**Short problem**
The records that follow are to be repeated exactly, with the pictures removed.

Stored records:
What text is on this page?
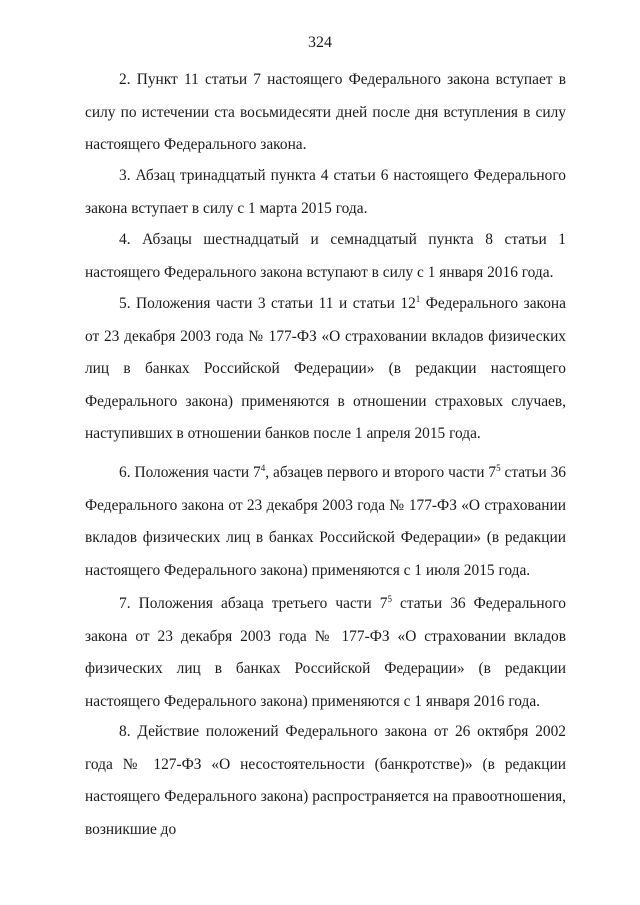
324

2. Пункт 11 статьи 7 настоящего Федерального закона вступает в силу по истечении ста восьмидесяти дней после дня вступления в силу настоящего Федерального закона.

3. Абзац тринадцатый пункта 4 статьи 6 настоящего Федерального закона вступает в силу с 1 марта 2015 года.

4. Абзацы шестнадцатый и семнадцатый пункта 8 статьи 1 настоящего Федерального закона вступают в силу с 1 января 2016 года.

5. Положения части 3 статьи 11 и статьи $12^1$ Федерального закона от 23 декабря 2003 года № 177-ФЗ «О страховании вкладов физических лиц в банках Российской Федерации» (в редакции настоящего Федерального закона) применяются в отношении страховых случаев, наступивших в отношении банков после 1 апреля 2015 года.

6. Положения части $7^4$, абзацев первого и второго части $7^5$ статьи 36 Федерального закона от 23 декабря 2003 года № 177-ФЗ «О страховании вкладов физических лиц в банках Российской Федерации» (в редакции настоящего Федерального закона) применяются с 1 июля 2015 года.

7. Положения абзаца третьего части $7^5$ статьи 36 Федерального закона от 23 декабря 2003 года № 177-ФЗ «О страховании вкладов физических лиц в банках Российской Федерации» (в редакции настоящего Федерального закона) применяются с 1 января 2016 года.

8. Действие положений Федерального закона от 26 октября 2002 года № 127-ФЗ «О несостоятельности (банкротстве)» (в редакции настоящего Федерального закона) распространяется на правоотношения, возникшие до
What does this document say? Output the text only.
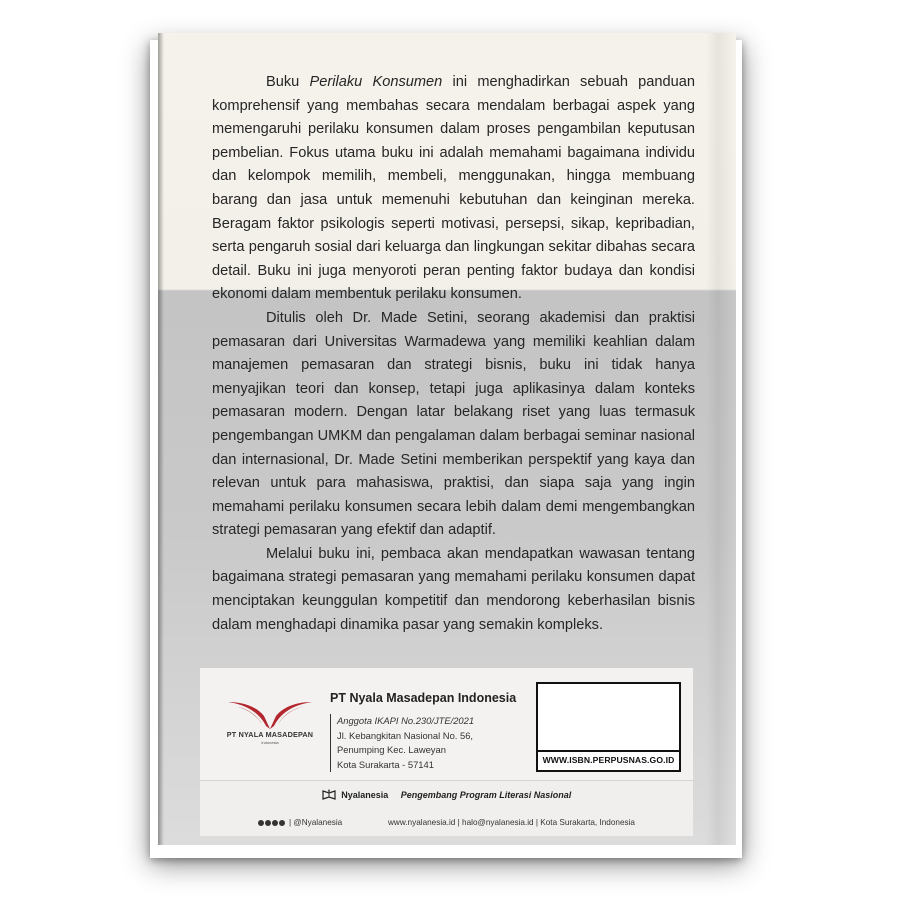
Buku Perilaku Konsumen ini menghadirkan sebuah panduan komprehensif yang membahas secara mendalam berbagai aspek yang memengaruhi perilaku konsumen dalam proses pengambilan keputusan pembelian. Fokus utama buku ini adalah memahami bagaimana individu dan kelompok memilih, membeli, menggunakan, hingga membuang barang dan jasa untuk memenuhi kebutuhan dan keinginan mereka. Beragam faktor psikologis seperti motivasi, persepsi, sikap, kepribadian, serta pengaruh sosial dari keluarga dan lingkungan sekitar dibahas secara detail. Buku ini juga menyoroti peran penting faktor budaya dan kondisi ekonomi dalam membentuk perilaku konsumen.

Ditulis oleh Dr. Made Setini, seorang akademisi dan praktisi pemasaran dari Universitas Warmadewa yang memiliki keahlian dalam manajemen pemasaran dan strategi bisnis, buku ini tidak hanya menyajikan teori dan konsep, tetapi juga aplikasinya dalam konteks pemasaran modern. Dengan latar belakang riset yang luas termasuk pengembangan UMKM dan pengalaman dalam berbagai seminar nasional dan internasional, Dr. Made Setini memberikan perspektif yang kaya dan relevan untuk para mahasiswa, praktisi, dan siapa saja yang ingin memahami perilaku konsumen secara lebih dalam demi mengembangkan strategi pemasaran yang efektif dan adaptif.

Melalui buku ini, pembaca akan mendapatkan wawasan tentang bagaimana strategi pemasaran yang memahami perilaku konsumen dapat menciptakan keunggulan kompetitif dan mendorong keberhasilan bisnis dalam menghadapi dinamika pasar yang semakin kompleks.

PT NYALA MASADEPAN
Indonesia
PT Nyala Masadepan Indonesia
Anggota IKAPI No.230/JTE/2021
Jl. Kebangkitan Nasional No. 56,
Penumping Kec. Laweyan
Kota Surakarta - 57141	WWW.ISBN.PERPUSNAS.GO.ID
Nyalanesia Pengembang Program Literasi Nasional
| @Nyalanesia	www.nyalanesia.id | halo@nyalanesia.id | Kota Surakarta, Indonesia
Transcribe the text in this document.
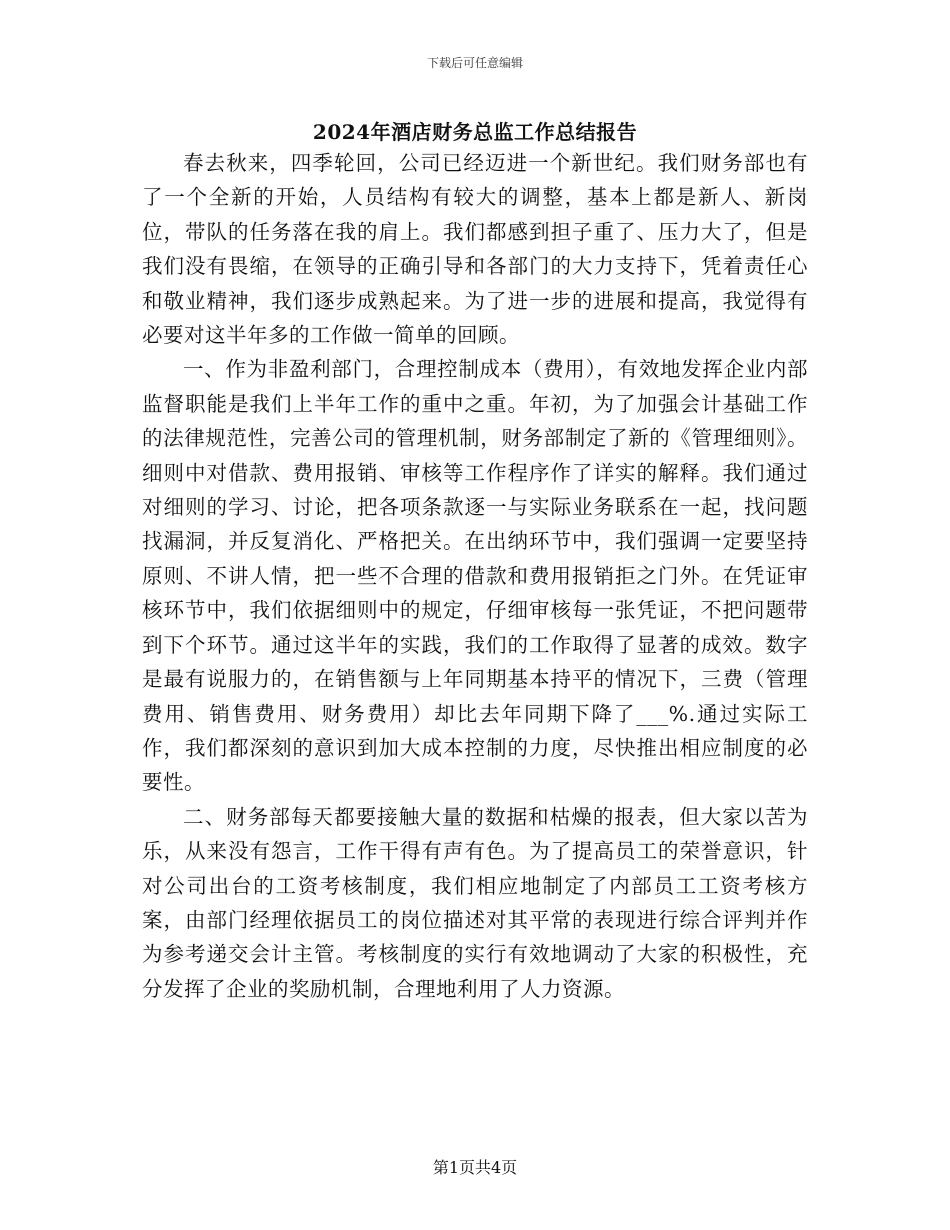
下载后可任意编辑
2024年酒店财务总监工作总结报告

春去秋来，四季轮回，公司已经迈进一个新世纪。我们财务部也有了一个全新的开始，人员结构有较大的调整，基本上都是新人、新岗位，带队的任务落在我的肩上。我们都感到担子重了、压力大了，但是我们没有畏缩，在领导的正确引导和各部门的大力支持下，凭着责任心和敬业精神，我们逐步成熟起来。为了进一步的进展和提高，我觉得有必要对这半年多的工作做一简单的回顾。

一、作为非盈利部门，合理控制成本（费用），有效地发挥企业内部监督职能是我们上半年工作的重中之重。年初，为了加强会计基础工作的法律规范性，完善公司的管理机制，财务部制定了新的《管理细则》。细则中对借款、费用报销、审核等工作程序作了详实的解释。我们通过对细则的学习、讨论，把各项条款逐一与实际业务联系在一起，找问题找漏洞，并反复消化、严格把关。在出纳环节中，我们强调一定要坚持原则、不讲人情，把一些不合理的借款和费用报销拒之门外。在凭证审核环节中，我们依据细则中的规定，仔细审核每一张凭证，不把问题带到下个环节。通过这半年的实践，我们的工作取得了显著的成效。数字是最有说服力的，在销售额与上年同期基本持平的情况下，三费（管理费用、销售费用、财务费用）却比去年同期下降了___%.通过实际工作，我们都深刻的意识到加大成本控制的力度，尽快推出相应制度的必要性。

二、财务部每天都要接触大量的数据和枯燥的报表，但大家以苦为乐，从来没有怨言，工作干得有声有色。为了提高员工的荣誉意识，针对公司出台的工资考核制度，我们相应地制定了内部员工工资考核方案，由部门经理依据员工的岗位描述对其平常的表现进行综合评判并作为参考递交会计主管。考核制度的实行有效地调动了大家的积极性，充分发挥了企业的奖励机制，合理地利用了人力资源。

第1页共4页
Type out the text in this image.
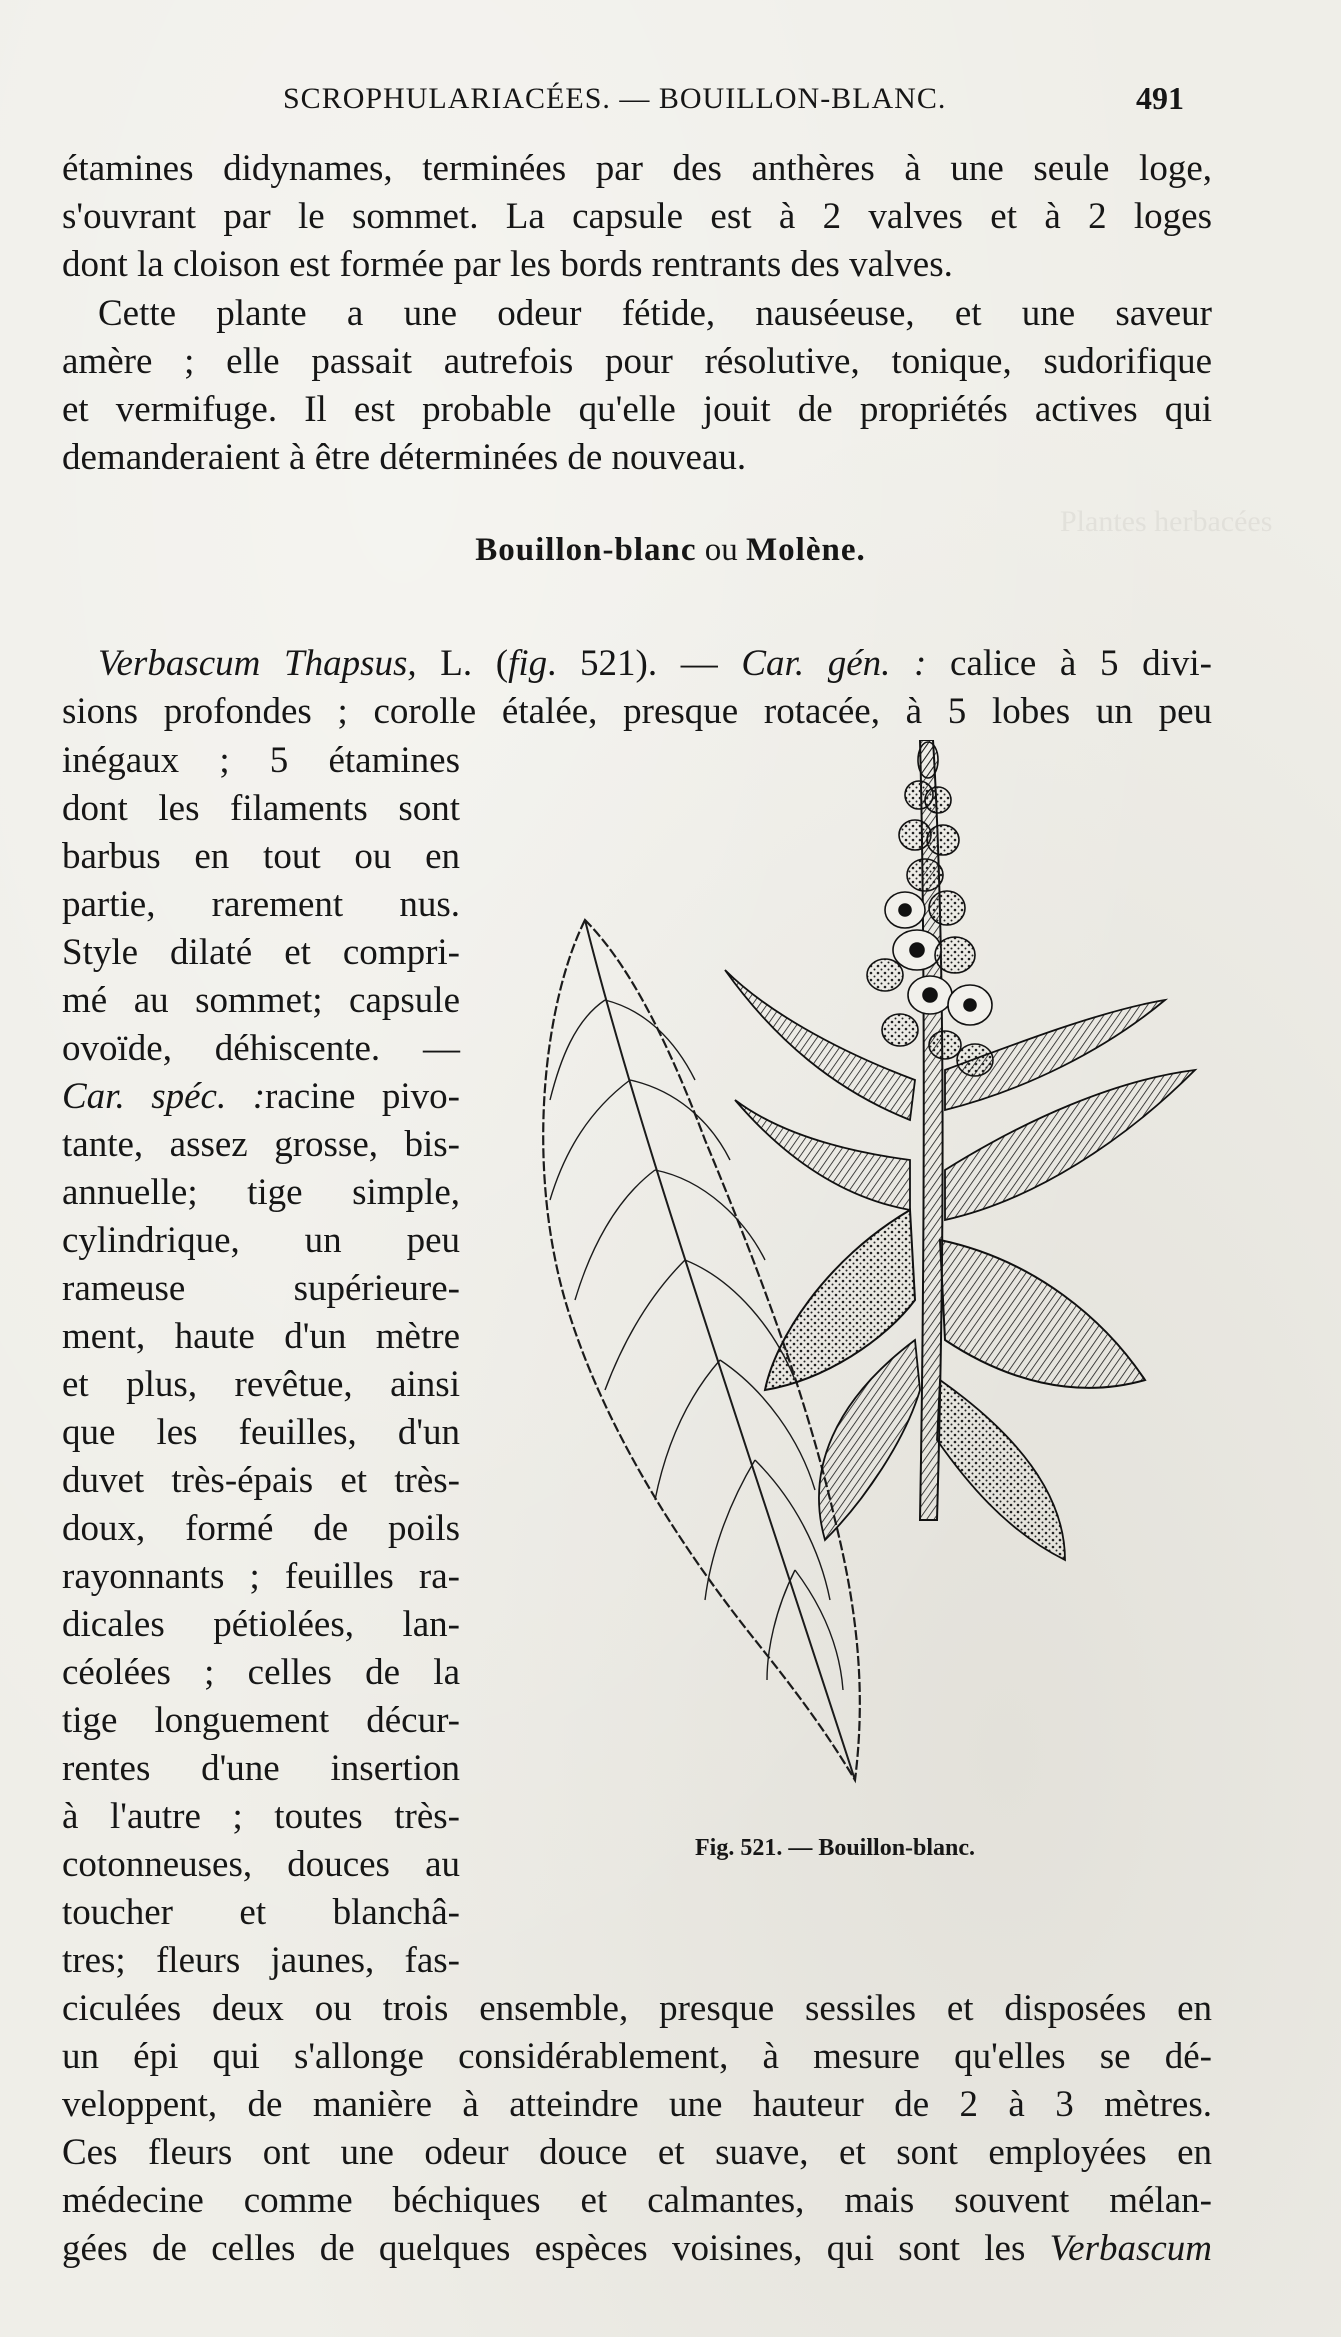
Plantes herbacées
SCROPHULARIACÉES. — BOUILLON-BLANC.	491
étamines didynames, terminées par des anthères à une seule loge,
s'ouvrant par le sommet. La capsule est à 2 valves et à 2 loges
dont la cloison est formée par les bords rentrants des valves.
Cette plante a une odeur fétide, nauséeuse, et une saveur
amère ; elle passait autrefois pour résolutive, tonique, sudorifique
et vermifuge. Il est probable qu'elle jouit de propriétés actives qui
demanderaient à être déterminées de nouveau.
Bouillon-blanc ou Molène.
Verbascum Thapsus, L. (fig. 521). — Car. gén. : calice à 5 divi-
sions profondes ; corolle étalée, presque rotacée, à 5 lobes un peu
inégaux ; 5 étamines
dont les filaments sont
barbus en tout ou en
partie, rarement nus.
Style dilaté et compri-
mé au sommet; capsule
ovoïde, déhiscente. —
Car. spéc. :racine pivo-
tante, assez grosse, bis-
annuelle; tige simple,
cylindrique, un peu
rameuse supérieure-
ment, haute d'un mètre
et plus, revêtue, ainsi
que les feuilles, d'un
duvet très-épais et très-
doux, formé de poils
rayonnants ; feuilles ra-
dicales pétiolées, lan-
céolées ; celles de la
tige longuement décur-
rentes d'une insertion
à l'autre ; toutes très-
cotonneuses, douces au
toucher et blanchâ-
tres; fleurs jaunes, fas-
Fig. 521. — Bouillon-blanc.
ciculées deux ou trois ensemble, presque sessiles et disposées en
un épi qui s'allonge considérablement, à mesure qu'elles se dé-
veloppent, de manière à atteindre une hauteur de 2 à 3 mètres.
Ces fleurs ont une odeur douce et suave, et sont employées en
médecine comme béchiques et calmantes, mais souvent mélan-
gées de celles de quelques espèces voisines, qui sont les Verbascum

**Result of the task**
What text is on this page?
324

2. Пункт 11 статьи 7 настоящего Федерального закона вступает в силу по истечении ста восьмидесяти дней после дня вступления в силу настоящего Федерального закона.

3. Абзац тринадцатый пункта 4 статьи 6 настоящего Федерального закона вступает в силу с 1 марта 2015 года.

4. Абзацы шестнадцатый и семнадцатый пункта 8 статьи 1 настоящего Федерального закона вступают в силу с 1 января 2016 года.

5. Положения части 3 статьи 11 и статьи $12^1$ Федерального закона от 23 декабря 2003 года № 177-ФЗ «О страховании вкладов физических лиц в банках Российской Федерации» (в редакции настоящего Федерального закона) применяются в отношении страховых случаев, наступивших в отношении банков после 1 апреля 2015 года.

6. Положения части $7^4$, абзацев первого и второго части $7^5$ статьи 36 Федерального закона от 23 декабря 2003 года № 177-ФЗ «О страховании вкладов физических лиц в банках Российской Федерации» (в редакции настоящего Федерального закона) применяются с 1 июля 2015 года.

7. Положения абзаца третьего части $7^5$ статьи 36 Федерального закона от 23 декабря 2003 года № 177-ФЗ «О страховании вкладов физических лиц в банках Российской Федерации» (в редакции настоящего Федерального закона) применяются с 1 января 2016 года.

8. Действие положений Федерального закона от 26 октября 2002 года № 127-ФЗ «О несостоятельности (банкротстве)» (в редакции настоящего Федерального закона) распространяется на правоотношения, возникшие до
What does this document say? Output the text only.
Buku Perilaku Konsumen ini menghadirkan sebuah panduan komprehensif yang membahas secara mendalam berbagai aspek yang memengaruhi perilaku konsumen dalam proses pengambilan keputusan pembelian. Fokus utama buku ini adalah memahami bagaimana individu dan kelompok memilih, membeli, menggunakan, hingga membuang barang dan jasa untuk memenuhi kebutuhan dan keinginan mereka. Beragam faktor psikologis seperti motivasi, persepsi, sikap, kepribadian, serta pengaruh sosial dari keluarga dan lingkungan sekitar dibahas secara detail. Buku ini juga menyoroti peran penting faktor budaya dan kondisi ekonomi dalam membentuk perilaku konsumen.

Ditulis oleh Dr. Made Setini, seorang akademisi dan praktisi pemasaran dari Universitas Warmadewa yang memiliki keahlian dalam manajemen pemasaran dan strategi bisnis, buku ini tidak hanya menyajikan teori dan konsep, tetapi juga aplikasinya dalam konteks pemasaran modern. Dengan latar belakang riset yang luas termasuk pengembangan UMKM dan pengalaman dalam berbagai seminar nasional dan internasional, Dr. Made Setini memberikan perspektif yang kaya dan relevan untuk para mahasiswa, praktisi, dan siapa saja yang ingin memahami perilaku konsumen secara lebih dalam demi mengembangkan strategi pemasaran yang efektif dan adaptif.

Melalui buku ini, pembaca akan mendapatkan wawasan tentang bagaimana strategi pemasaran yang memahami perilaku konsumen dapat menciptakan keunggulan kompetitif dan mendorong keberhasilan bisnis dalam menghadapi dinamika pasar yang semakin kompleks.

PT NYALA MASADEPAN
Indonesia
PT Nyala Masadepan Indonesia
Anggota IKAPI No.230/JTE/2021
Jl. Kebangkitan Nasional No. 56,
Penumping Kec. Laweyan
Kota Surakarta - 57141	WWW.ISBN.PERPUSNAS.GO.ID
Nyalanesia Pengembang Program Literasi Nasional
| @Nyalanesia	www.nyalanesia.id | halo@nyalanesia.id | Kota Surakarta, Indonesia
Transcribe the text in this document.
下载后可任意编辑
2024年酒店财务总监工作总结报告

春去秋来，四季轮回，公司已经迈进一个新世纪。我们财务部也有了一个全新的开始，人员结构有较大的调整，基本上都是新人、新岗位，带队的任务落在我的肩上。我们都感到担子重了、压力大了，但是我们没有畏缩，在领导的正确引导和各部门的大力支持下，凭着责任心和敬业精神，我们逐步成熟起来。为了进一步的进展和提高，我觉得有必要对这半年多的工作做一简单的回顾。

一、作为非盈利部门，合理控制成本（费用），有效地发挥企业内部监督职能是我们上半年工作的重中之重。年初，为了加强会计基础工作的法律规范性，完善公司的管理机制，财务部制定了新的《管理细则》。细则中对借款、费用报销、审核等工作程序作了详实的解释。我们通过对细则的学习、讨论，把各项条款逐一与实际业务联系在一起，找问题找漏洞，并反复消化、严格把关。在出纳环节中，我们强调一定要坚持原则、不讲人情，把一些不合理的借款和费用报销拒之门外。在凭证审核环节中，我们依据细则中的规定，仔细审核每一张凭证，不把问题带到下个环节。通过这半年的实践，我们的工作取得了显著的成效。数字是最有说服力的，在销售额与上年同期基本持平的情况下，三费（管理费用、销售费用、财务费用）却比去年同期下降了___%.通过实际工作，我们都深刻的意识到加大成本控制的力度，尽快推出相应制度的必要性。

二、财务部每天都要接触大量的数据和枯燥的报表，但大家以苦为乐，从来没有怨言，工作干得有声有色。为了提高员工的荣誉意识，针对公司出台的工资考核制度，我们相应地制定了内部员工工资考核方案，由部门经理依据员工的岗位描述对其平常的表现进行综合评判并作为参考递交会计主管。考核制度的实行有效地调动了大家的积极性，充分发挥了企业的奖励机制，合理地利用了人力资源。

第1页共4页
Type out the text in this image.
Plantes herbacées
SCROPHULARIACÉES. — BOUILLON-BLANC.	491
étamines didynames, terminées par des anthères à une seule loge,
s'ouvrant par le sommet. La capsule est à 2 valves et à 2 loges
dont la cloison est formée par les bords rentrants des valves.
Cette plante a une odeur fétide, nauséeuse, et une saveur
amère ; elle passait autrefois pour résolutive, tonique, sudorifique
et vermifuge. Il est probable qu'elle jouit de propriétés actives qui
demanderaient à être déterminées de nouveau.
Bouillon-blanc ou Molène.
Verbascum Thapsus, L. (fig. 521). — Car. gén. : calice à 5 divi-
sions profondes ; corolle étalée, presque rotacée, à 5 lobes un peu
inégaux ; 5 étamines
dont les filaments sont
barbus en tout ou en
partie, rarement nus.
Style dilaté et compri-
mé au sommet; capsule
ovoïde, déhiscente. —
Car. spéc. :racine pivo-
tante, assez grosse, bis-
annuelle; tige simple,
cylindrique, un peu
rameuse supérieure-
ment, haute d'un mètre
et plus, revêtue, ainsi
que les feuilles, d'un
duvet très-épais et très-
doux, formé de poils
rayonnants ; feuilles ra-
dicales pétiolées, lan-
céolées ; celles de la
tige longuement décur-
rentes d'une insertion
à l'autre ; toutes très-
cotonneuses, douces au
toucher et blanchâ-
tres; fleurs jaunes, fas-
Fig. 521. — Bouillon-blanc.
ciculées deux ou trois ensemble, presque sessiles et disposées en
un épi qui s'allonge considérablement, à mesure qu'elles se dé-
veloppent, de manière à atteindre une hauteur de 2 à 3 mètres.
Ces fleurs ont une odeur douce et suave, et sont employées en
médecine comme béchiques et calmantes, mais souvent mélan-
gées de celles de quelques espèces voisines, qui sont les Verbascum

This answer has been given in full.